State how many lines in the records hold the word "this", giving the number and no other text.

[Excerpts from a figure dataset]
# # # # #
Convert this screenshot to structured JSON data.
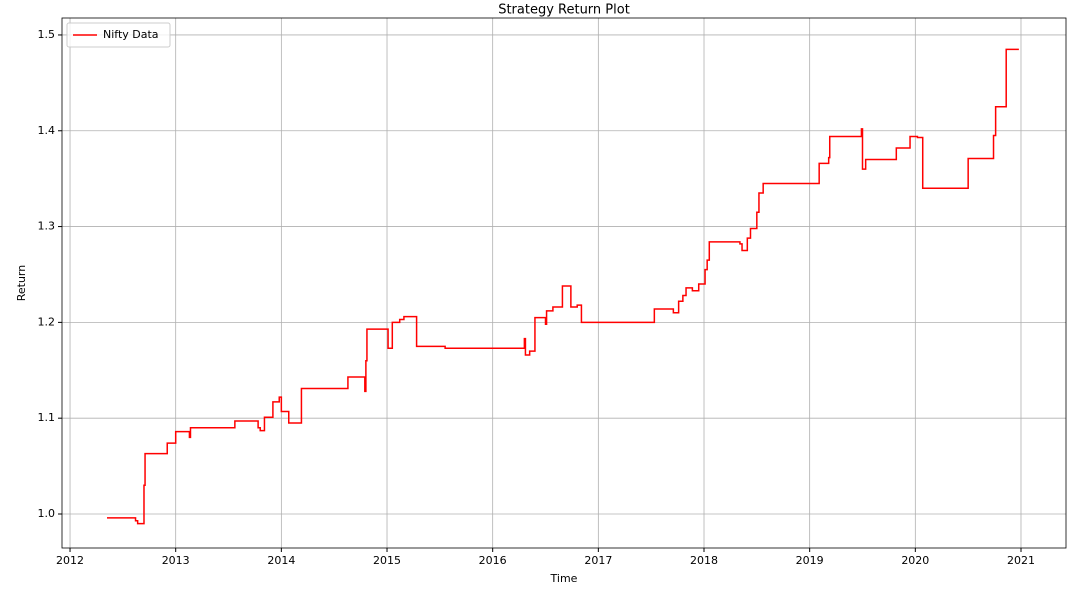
{
  "chart_data": {
    "type": "line",
    "title": "Strategy Return Plot",
    "xlabel": "Time",
    "ylabel": "Return",
    "x": [
      2012.35,
      2012.62,
      2012.62,
      2012.64,
      2012.64,
      2012.7,
      2012.7,
      2012.71,
      2012.71,
      2012.92,
      2012.92,
      2013.0,
      2013.0,
      2013.13,
      2013.13,
      2013.14,
      2013.14,
      2013.56,
      2013.56,
      2013.78,
      2013.78,
      2013.8,
      2013.8,
      2013.84,
      2013.84,
      2013.92,
      2013.92,
      2013.98,
      2013.98,
      2014.0,
      2014.0,
      2014.07,
      2014.07,
      2014.19,
      2014.19,
      2014.63,
      2014.63,
      2014.79,
      2014.79,
      2014.8,
      2014.8,
      2014.81,
      2014.81,
      2015.01,
      2015.01,
      2015.05,
      2015.05,
      2015.12,
      2015.12,
      2015.16,
      2015.16,
      2015.28,
      2015.28,
      2015.55,
      2015.55,
      2016.3,
      2016.3,
      2016.31,
      2016.31,
      2016.35,
      2016.35,
      2016.4,
      2016.4,
      2016.5,
      2016.5,
      2016.51,
      2016.51,
      2016.57,
      2016.57,
      2016.66,
      2016.66,
      2016.74,
      2016.74,
      2016.8,
      2016.8,
      2016.84,
      2016.84,
      2017.53,
      2017.53,
      2017.71,
      2017.71,
      2017.76,
      2017.76,
      2017.8,
      2017.8,
      2017.83,
      2017.83,
      2017.89,
      2017.89,
      2017.95,
      2017.95,
      2018.01,
      2018.01,
      2018.03,
      2018.03,
      2018.05,
      2018.05,
      2018.34,
      2018.34,
      2018.36,
      2018.36,
      2018.41,
      2018.41,
      2018.44,
      2018.44,
      2018.5,
      2018.5,
      2018.52,
      2018.52,
      2018.56,
      2018.56,
      2019.09,
      2019.09,
      2019.18,
      2019.18,
      2019.19,
      2019.19,
      2019.49,
      2019.49,
      2019.5,
      2019.5,
      2019.53,
      2019.53,
      2019.82,
      2019.82,
      2019.95,
      2019.95,
      2020.02,
      2020.02,
      2020.07,
      2020.07,
      2020.5,
      2020.5,
      2020.74,
      2020.74,
      2020.76,
      2020.76,
      2020.86,
      2020.86,
      2020.98
    ],
    "series": [
      {
        "name": "Nifty Data",
        "color": "#ff0000",
        "values": [
          0.996,
          0.996,
          0.993,
          0.993,
          0.99,
          0.99,
          1.03,
          1.03,
          1.063,
          1.063,
          1.074,
          1.074,
          1.086,
          1.086,
          1.08,
          1.08,
          1.09,
          1.09,
          1.097,
          1.097,
          1.09,
          1.09,
          1.087,
          1.087,
          1.101,
          1.101,
          1.117,
          1.117,
          1.122,
          1.122,
          1.107,
          1.107,
          1.095,
          1.095,
          1.131,
          1.131,
          1.143,
          1.143,
          1.128,
          1.128,
          1.16,
          1.16,
          1.193,
          1.193,
          1.173,
          1.173,
          1.2,
          1.2,
          1.203,
          1.203,
          1.206,
          1.206,
          1.175,
          1.175,
          1.173,
          1.173,
          1.183,
          1.183,
          1.166,
          1.166,
          1.17,
          1.17,
          1.205,
          1.205,
          1.198,
          1.198,
          1.212,
          1.212,
          1.216,
          1.216,
          1.238,
          1.238,
          1.216,
          1.216,
          1.218,
          1.218,
          1.2,
          1.2,
          1.214,
          1.214,
          1.21,
          1.21,
          1.222,
          1.222,
          1.228,
          1.228,
          1.236,
          1.236,
          1.233,
          1.233,
          1.24,
          1.24,
          1.255,
          1.255,
          1.265,
          1.265,
          1.284,
          1.284,
          1.282,
          1.282,
          1.275,
          1.275,
          1.288,
          1.288,
          1.298,
          1.298,
          1.315,
          1.315,
          1.335,
          1.335,
          1.345,
          1.345,
          1.366,
          1.366,
          1.372,
          1.372,
          1.394,
          1.394,
          1.402,
          1.402,
          1.36,
          1.36,
          1.37,
          1.37,
          1.382,
          1.382,
          1.394,
          1.394,
          1.393,
          1.393,
          1.34,
          1.34,
          1.371,
          1.371,
          1.395,
          1.395,
          1.425,
          1.425,
          1.485,
          1.485
        ]
      }
    ],
    "xlim": [
      2011.924,
      2021.426
    ],
    "xticks": [
      2012,
      2013,
      2014,
      2015,
      2016,
      2017,
      2018,
      2019,
      2020,
      2021
    ],
    "ylim": [
      0.9645,
      1.5177
    ],
    "yticks": [
      {
        "value": 1.0,
        "label": "1.0"
      },
      1.1,
      1.2,
      1.3,
      1.4,
      1.5
    ],
    "grid": true,
    "legend": "upper left"
  }
}
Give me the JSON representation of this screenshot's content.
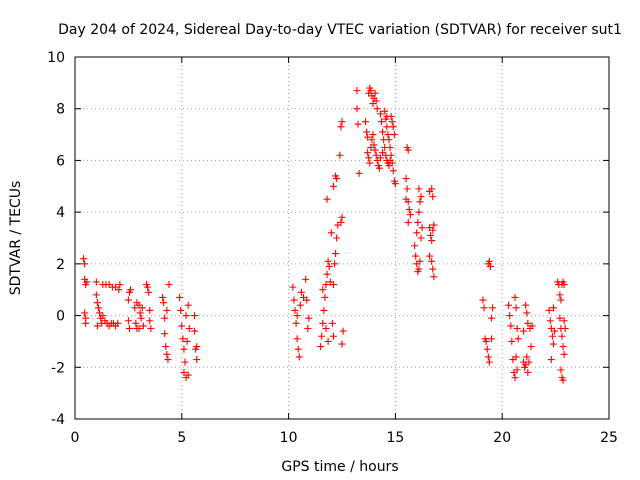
# # # # #
Reply to the task
2